In your copy, leave out the pictures and repeat the entries below exactly.

#### INFORMATION SUPPLIED:
══════════════════════════════
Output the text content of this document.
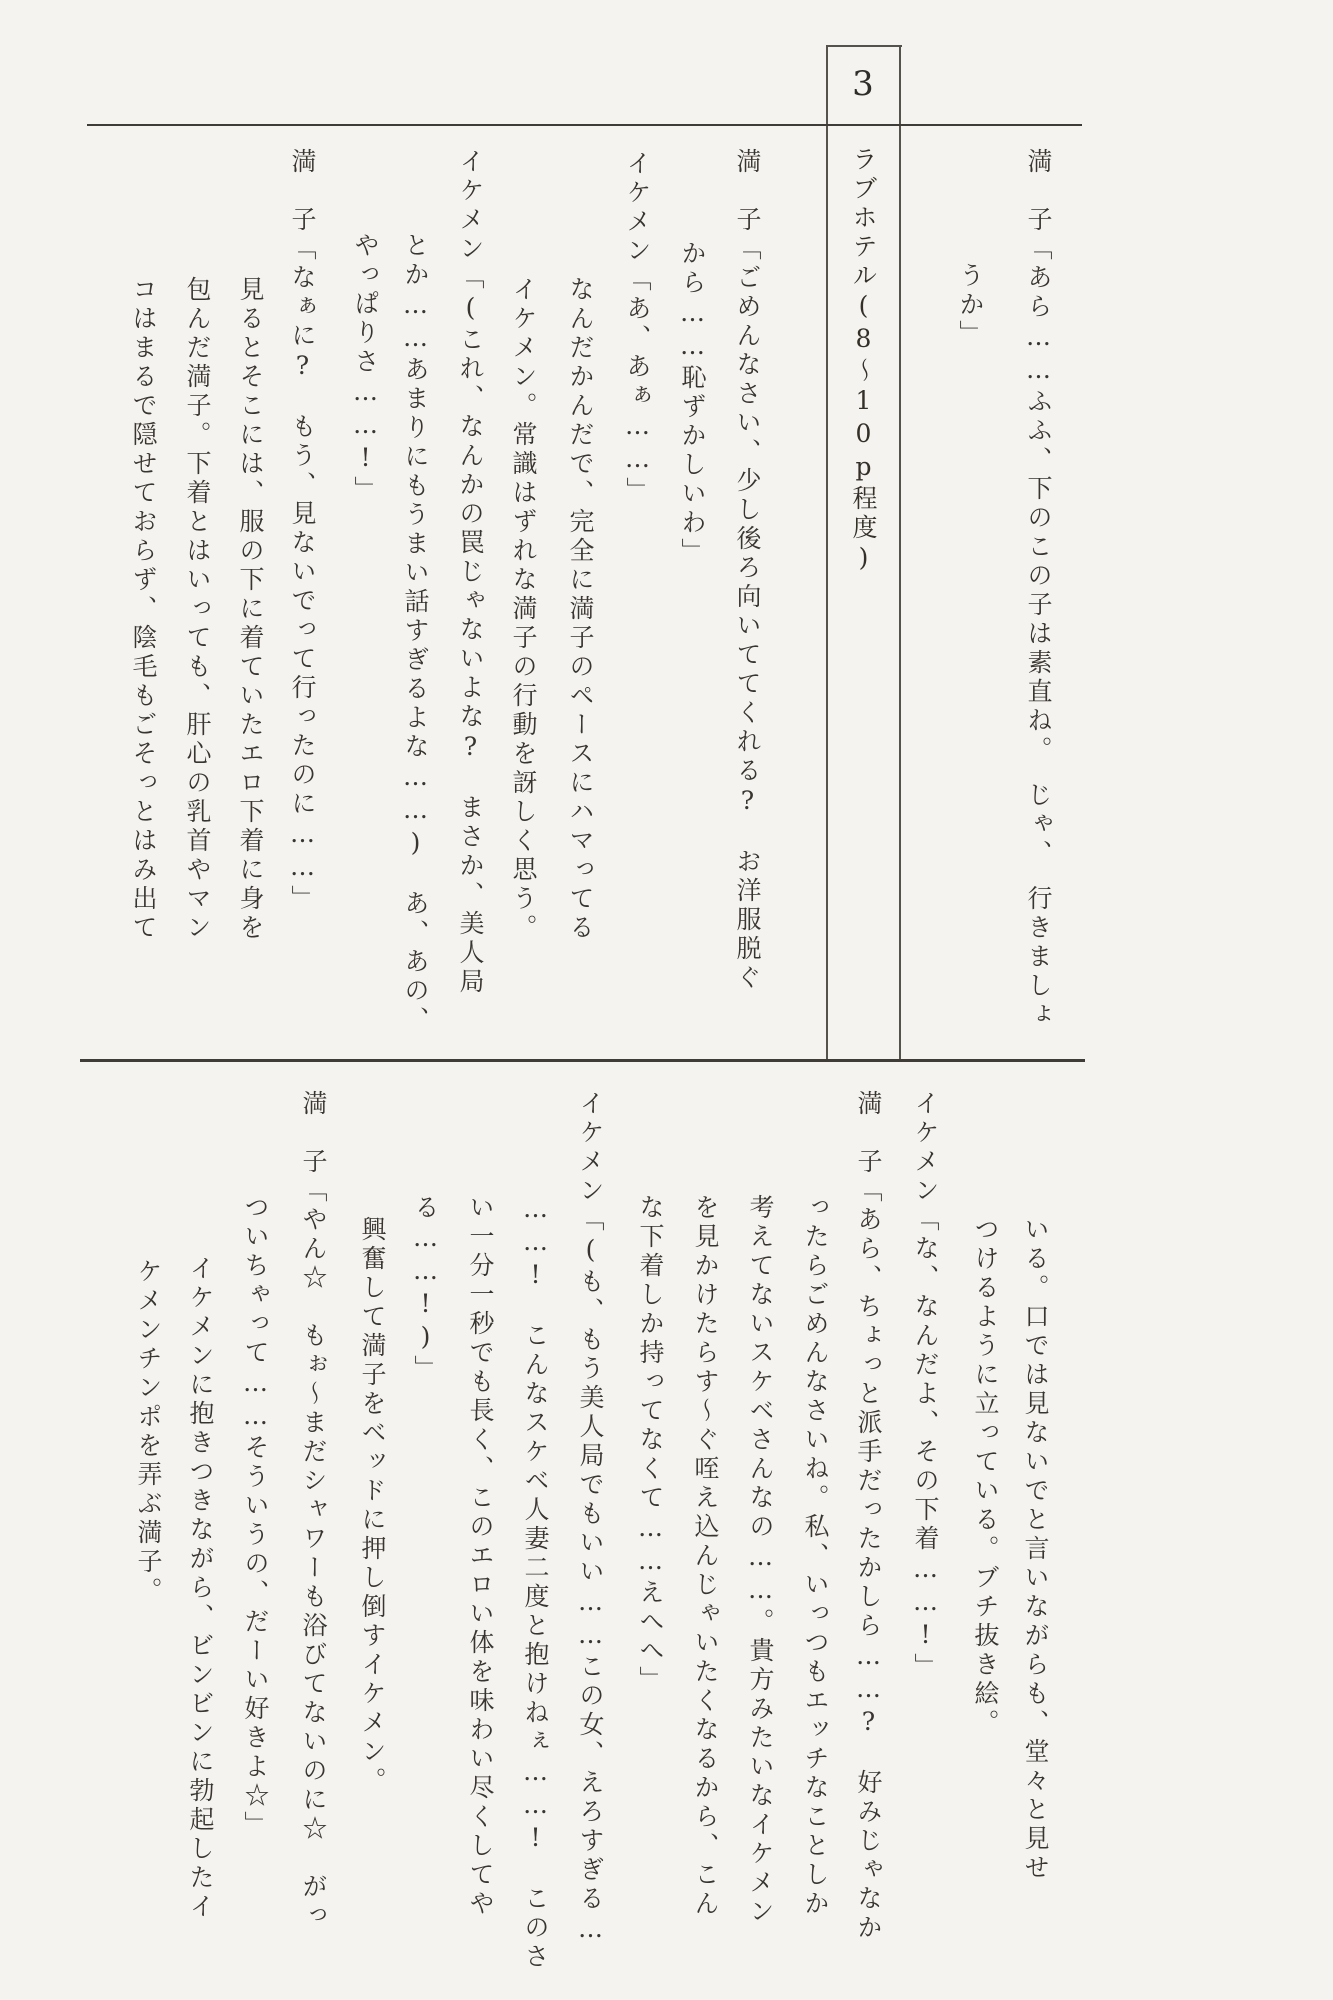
3
満　子「あら……ふふ、下のこの子は素直ね。　じゃ、　行きましょ
うか」
ラブホテル(8〜10p程度)
満　子「ごめんなさい、少し後ろ向いててくれる?　お洋服脱ぐ
から……恥ずかしいわ」
イケメン「あ、あぁ……」
なんだかんだで、完全に満子のペースにハマってる
イケメン。常識はずれな満子の行動を訝しく思う。
イケメン「(これ、なんかの罠じゃないよな?　まさか、美人局
とか……あまりにもうまい話すぎるよな……)　あ、あの、
やっぱりさ……!」
満　子「なぁに?　もう、見ないでって行ったのに……」
見るとそこには、服の下に着ていたエロ下着に身を
包んだ満子。下着とはいっても、肝心の乳首やマン
コはまるで隠せておらず、陰毛もごそっとはみ出て
いる。口では見ないでと言いながらも、堂々と見せ
つけるように立っている。ブチ抜き絵。
イケメン「な、なんだよ、その下着……!」
満　子「あら、ちょっと派手だったかしら……?　好みじゃなか
ったらごめんなさいね。私、いっつもエッチなことしか
考えてないスケベさんなの……。貴方みたいなイケメン
を見かけたらす〜ぐ咥え込んじゃいたくなるから、こん
な下着しか持ってなくて……えへへ」
イケメン「(も、もう美人局でもいい……この女、えろすぎる…
……!　こんなスケベ人妻二度と抱けねぇ……!　このさ
い一分一秒でも長く、このエロい体を味わい尽くしてや
る……!)」
興奮して満子をベッドに押し倒すイケメン。
満　子「やん☆　もぉ〜まだシャワーも浴びてないのに☆　がっ
ついちゃって……そういうの、だーい好きよ☆」
イケメンに抱きつきながら、ビンビンに勃起したイ
ケメンチンポを弄ぶ満子。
══════════════════════════════
#### FULL ANSWER:
Output the text content of this document.
3
満　子「あら……ふふ、下のこの子は素直ね。　じゃ、　行きましょ
うか」
ラブホテル(8〜10p程度)
満　子「ごめんなさい、少し後ろ向いててくれる?　お洋服脱ぐ
から……恥ずかしいわ」
イケメン「あ、あぁ……」
なんだかんだで、完全に満子のペースにハマってる
イケメン。常識はずれな満子の行動を訝しく思う。
イケメン「(これ、なんかの罠じゃないよな?　まさか、美人局
とか……あまりにもうまい話すぎるよな……)　あ、あの、
やっぱりさ……!」
満　子「なぁに?　もう、見ないでって行ったのに……」
見るとそこには、服の下に着ていたエロ下着に身を
包んだ満子。下着とはいっても、肝心の乳首やマン
コはまるで隠せておらず、陰毛もごそっとはみ出て
いる。口では見ないでと言いながらも、堂々と見せ
つけるように立っている。ブチ抜き絵。
イケメン「な、なんだよ、その下着……!」
満　子「あら、ちょっと派手だったかしら……?　好みじゃなか
ったらごめんなさいね。私、いっつもエッチなことしか
考えてないスケベさんなの……。貴方みたいなイケメン
を見かけたらす〜ぐ咥え込んじゃいたくなるから、こん
な下着しか持ってなくて……えへへ」
イケメン「(も、もう美人局でもいい……この女、えろすぎる…
……!　こんなスケベ人妻二度と抱けねぇ……!　このさ
い一分一秒でも長く、このエロい体を味わい尽くしてや
る……!)」
興奮して満子をベッドに押し倒すイケメン。
満　子「やん☆　もぉ〜まだシャワーも浴びてないのに☆　がっ
ついちゃって……そういうの、だーい好きよ☆」
イケメンに抱きつきながら、ビンビンに勃起したイ
ケメンチンポを弄ぶ満子。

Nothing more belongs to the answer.